▶ **Given request**: Select and reproduce each line of the listing below that bears the string "جرير".

▶ **Information supplied**:
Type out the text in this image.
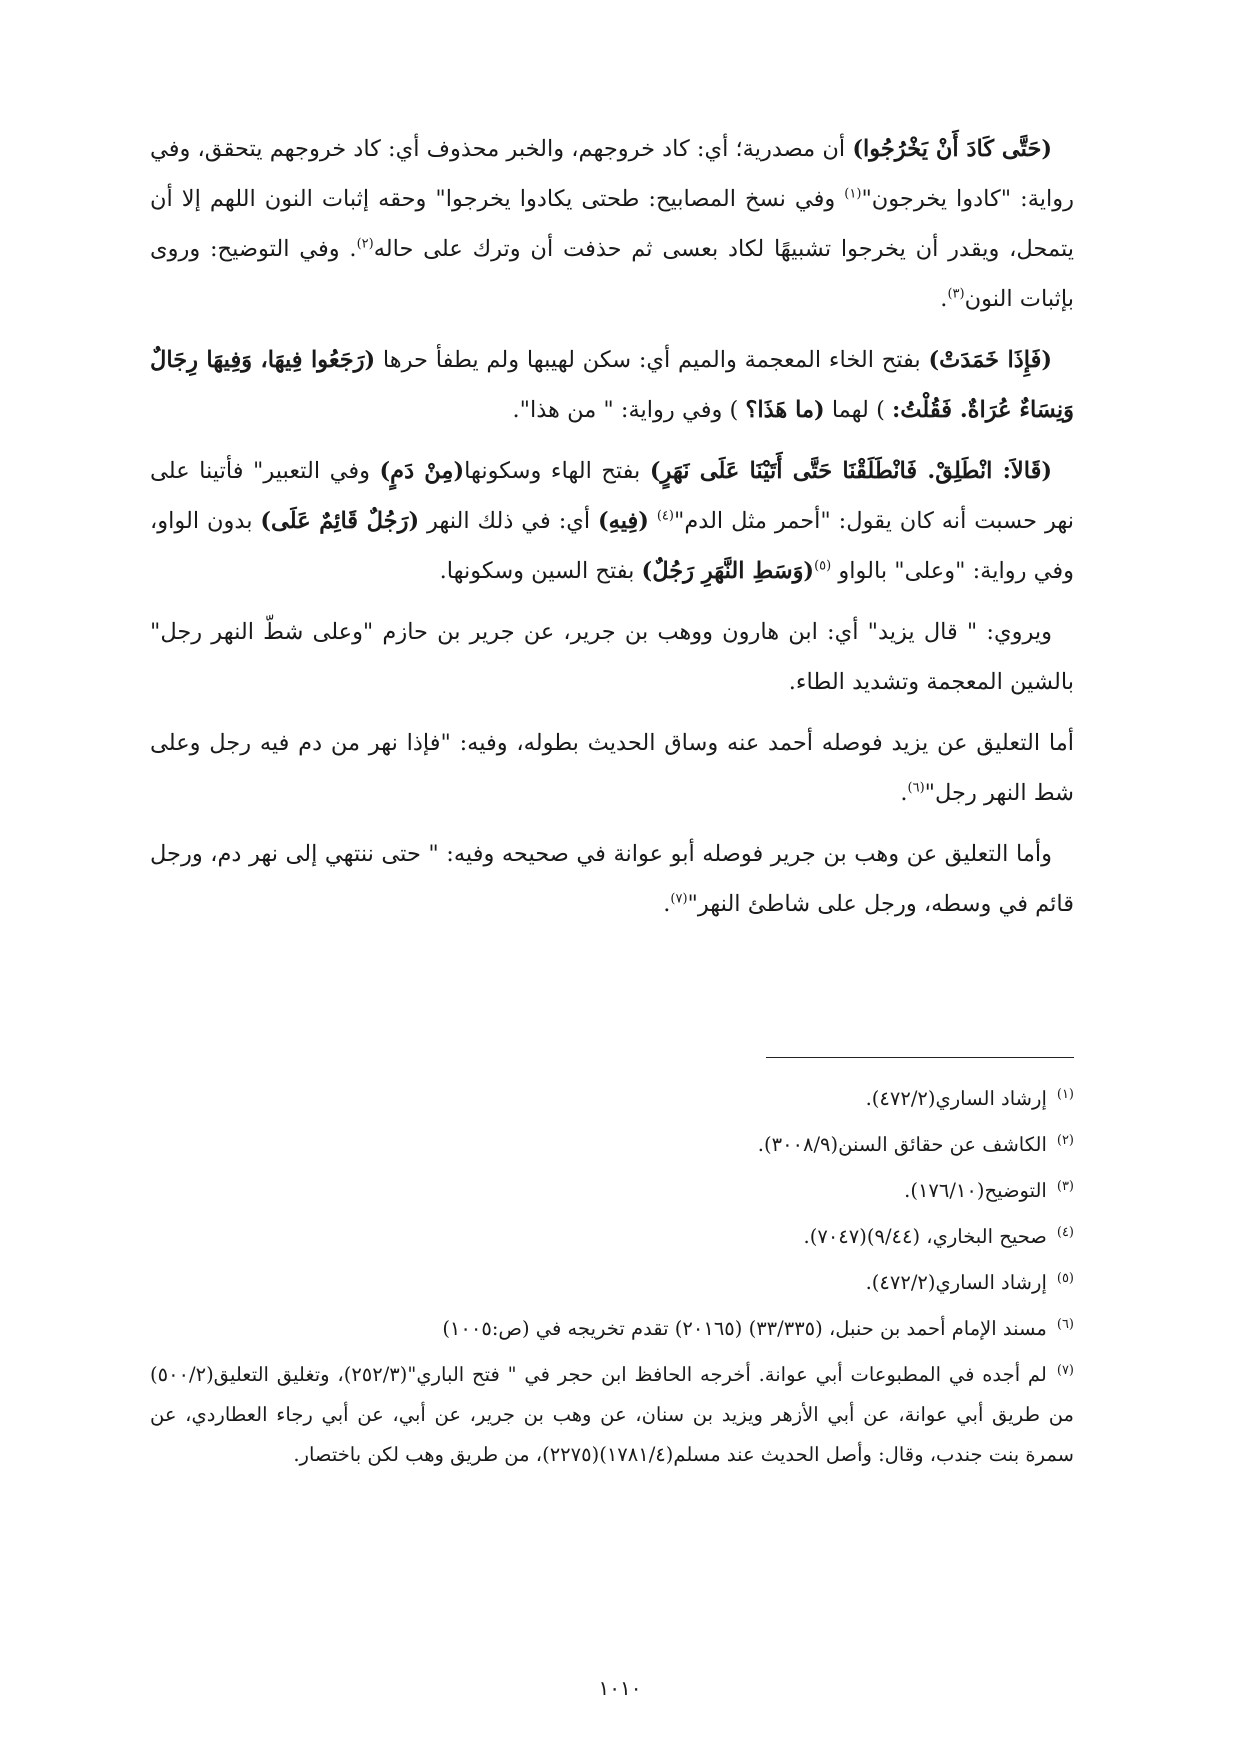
(حَتَّى كَادَ أَنْ يَخْرُجُوا) أن مصدرية؛ أي: كاد خروجهم، والخبر محذوف أي: كاد خروجهم يتحقق، وفي رواية: "كادوا يخرجون"$^{(١)}$ وفي نسخ المصابيح: طحتى يكادوا يخرجوا" وحقه إثبات النون اللهم إلا أن يتمحل، ويقدر أن يخرجوا تشبيهًا لكاد بعسى ثم حذفت أن وترك على حاله$^{(٢)}$. وفي التوضيح: وروى بإثبات النون$^{(٣)}$.

(فَإِذَا خَمَدَتْ) بفتح الخاء المعجمة والميم أي: سكن لهيبها ولم يطفأ حرها (رَجَعُوا فِيهَا، وَفِيهَا رِجَالٌ وَنِسَاءٌ عُرَاةٌ. فَقُلْتُ: ) لهما (ما هَذَا؟ ) وفي رواية: " من هذا".

(قَالاَ: انْطَلِقْ. فَانْطَلَقْنَا حَتَّى أَتَيْنَا عَلَى نَهَرٍ) بفتح الهاء وسكونها(مِنْ دَمٍ) وفي التعبير" فأتينا على نهر حسبت أنه كان يقول: "أحمر مثل الدم"$^{(٤)}$ (فِيهِ) أي: في ذلك النهر (رَجُلٌ قَائِمٌ عَلَى) بدون الواو، وفي رواية: "وعلى" بالواو $^{(٥)}$(وَسَطِ النَّهَرِ رَجُلٌ) بفتح السين وسكونها.

ويروي: " قال يزيد" أي: ابن هارون ووهب بن جرير، عن جرير بن حازم "وعلى شطّ النهر رجل" بالشين المعجمة وتشديد الطاء.

أما التعليق عن يزيد فوصله أحمد عنه وساق الحديث بطوله، وفيه: "فإذا نهر من دم فيه رجل وعلى شط النهر رجل"$^{(٦)}$.

وأما التعليق عن وهب بن جرير فوصله أبو عوانة في صحيحه وفيه: " حتى ننتهي إلى نهر دم، ورجل قائم في وسطه، ورجل على شاطئ النهر"$^{(٧)}$.

(١)إرشاد الساري(٤٧٢/٢).

(٢)الكاشف عن حقائق السنن(٣٠٠٨/٩).

(٣)التوضيح(١٧٦/١٠).

(٤)صحيح البخاري، (٩/٤٤)(٧٠٤٧).

(٥)إرشاد الساري(٤٧٢/٢).

(٦)مسند الإمام أحمد بن حنبل، (٣٣/٣٣٥) (٢٠١٦٥) تقدم تخريجه في (ص:١٠٠٥)

(٧)لم أجده في المطبوعات أبي عوانة. أخرجه الحافظ ابن حجر في " فتح الباري"(٢٥٢/٣)، وتغليق التعليق(٥٠٠/٢) من طريق أبي عوانة، عن أبي الأزهر ويزيد بن سنان، عن وهب بن جرير، عن أبي، عن أبي رجاء العطاردي، عن سمرة بنت جندب، وقال: وأصل الحديث عند مسلم(١٧٨١/٤)(٢٢٧٥)، من طريق وهب لكن باختصار.

١٠١٠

▶ **The result**:
ويروي: " قال يزيد" أي: ابن هارون ووهب بن جرير، عن جرير بن حازم "وعلى شطّ النهر رجل" بالشين المعجمة وتشديد الطاء.
وأما التعليق عن وهب بن جرير فوصله أبو عوانة في صحيحه وفيه: " حتى ننتهي إلى نهر دم، ورجل قائم في وسطه، ورجل على شاطئ النهر"$^{(٧)}$.
(٧)لم أجده في المطبوعات أبي عوانة. أخرجه الحافظ ابن حجر في " فتح الباري"(٢٥٢/٣)، وتغليق التعليق(٥٠٠/٢) من طريق أبي عوانة، عن أبي الأزهر ويزيد بن سنان، عن وهب بن جرير، عن أبي، عن أبي رجاء العطاردي، عن سمرة بنت جندب، وقال: وأصل الحديث عند مسلم(١٧٨١/٤)(٢٢٧٥)، من طريق وهب لكن باختصار.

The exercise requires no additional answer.